_Your instructions_
In how many lines of the data does the word "sıran" appear? Give the number by itself.

(Stored data entries)
::::::::::
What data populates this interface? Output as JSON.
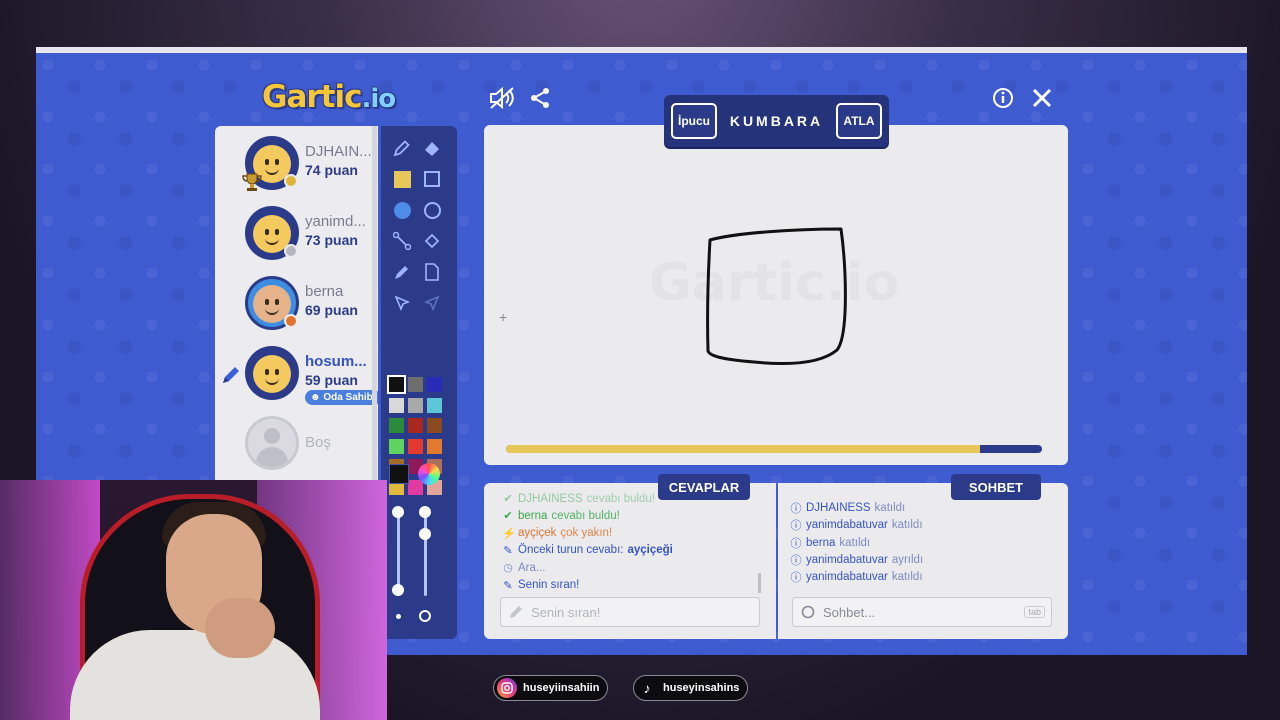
{
  "game": {
    "logo_main": "Gartic",
    "logo_suffix": ".io",
    "word_banner": {
      "hint_label": "İpucu",
      "word": "KUMBARA",
      "skip_label": "ATLA"
    }
  },
  "players": [
    {
      "name": "DJHAIN...",
      "score": "74 puan",
      "status_color": "#e0b43c",
      "trophy": true
    },
    {
      "name": "yanimd...",
      "score": "73 puan",
      "status_color": "#b6b6be",
      "trophy": false
    },
    {
      "name": "berna",
      "score": "69 puan",
      "status_color": "#e0742f",
      "trophy": false
    },
    {
      "name": "hosum...",
      "score": "59 puan",
      "badge": "Oda Sahibi",
      "drawing": true
    }
  ],
  "empty_slot": {
    "label": "Boş"
  },
  "palette": [
    "#111111",
    "#6e6e6e",
    "#2a2ab8",
    "#d8d8d8",
    "#a9a9a9",
    "#5ec6d6",
    "#2c8a3a",
    "#a8281f",
    "#8b4a1f",
    "#5fd35f",
    "#e33a2f",
    "#e07a2f",
    "#a76b28",
    "#8e1a5a",
    "#ab6f5c",
    "#e2b93a",
    "#e23aa0",
    "#e2a59a"
  ],
  "canvas": {
    "progress_fraction": 0.885,
    "watermark": "Gartic.io"
  },
  "answers": {
    "title": "CEVAPLAR",
    "messages": [
      {
        "icon": "check",
        "user": "DJHAINESS",
        "text": "cevabı buldu!",
        "color": "#3aa84a"
      },
      {
        "icon": "check",
        "user": "berna",
        "text": "cevabı buldu!",
        "color": "#3aa84a"
      },
      {
        "icon": "bolt",
        "user": "ayçiçek",
        "text": "çok yakın!",
        "color": "#e0742f"
      },
      {
        "icon": "pencil",
        "prefix": "Önceki turun cevabı:",
        "answer": "ayçiçeği",
        "color": "#3553c6"
      },
      {
        "icon": "clock",
        "text": "Ara...",
        "color": "#7b8bc4"
      },
      {
        "icon": "pencil",
        "text": "Senin sıran!",
        "color": "#3553c6"
      }
    ],
    "input_placeholder": "Senin sıran!"
  },
  "chat": {
    "title": "SOHBET",
    "messages": [
      {
        "user": "DJHAINESS",
        "text": "katıldı"
      },
      {
        "user": "yanimdabatuvar",
        "text": "katıldı"
      },
      {
        "user": "berna",
        "text": "katıldı"
      },
      {
        "user": "yanimdabatuvar",
        "text": "ayrıldı"
      },
      {
        "user": "yanimdabatuvar",
        "text": "katıldı"
      }
    ],
    "input_placeholder": "Sohbet...",
    "key_hint": "tab"
  },
  "socials": [
    {
      "platform": "instagram",
      "handle": "huseyiinsahiin"
    },
    {
      "platform": "tiktok",
      "handle": "huseyinsahins"
    }
  ]
}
::::::::::
_Full solution_
2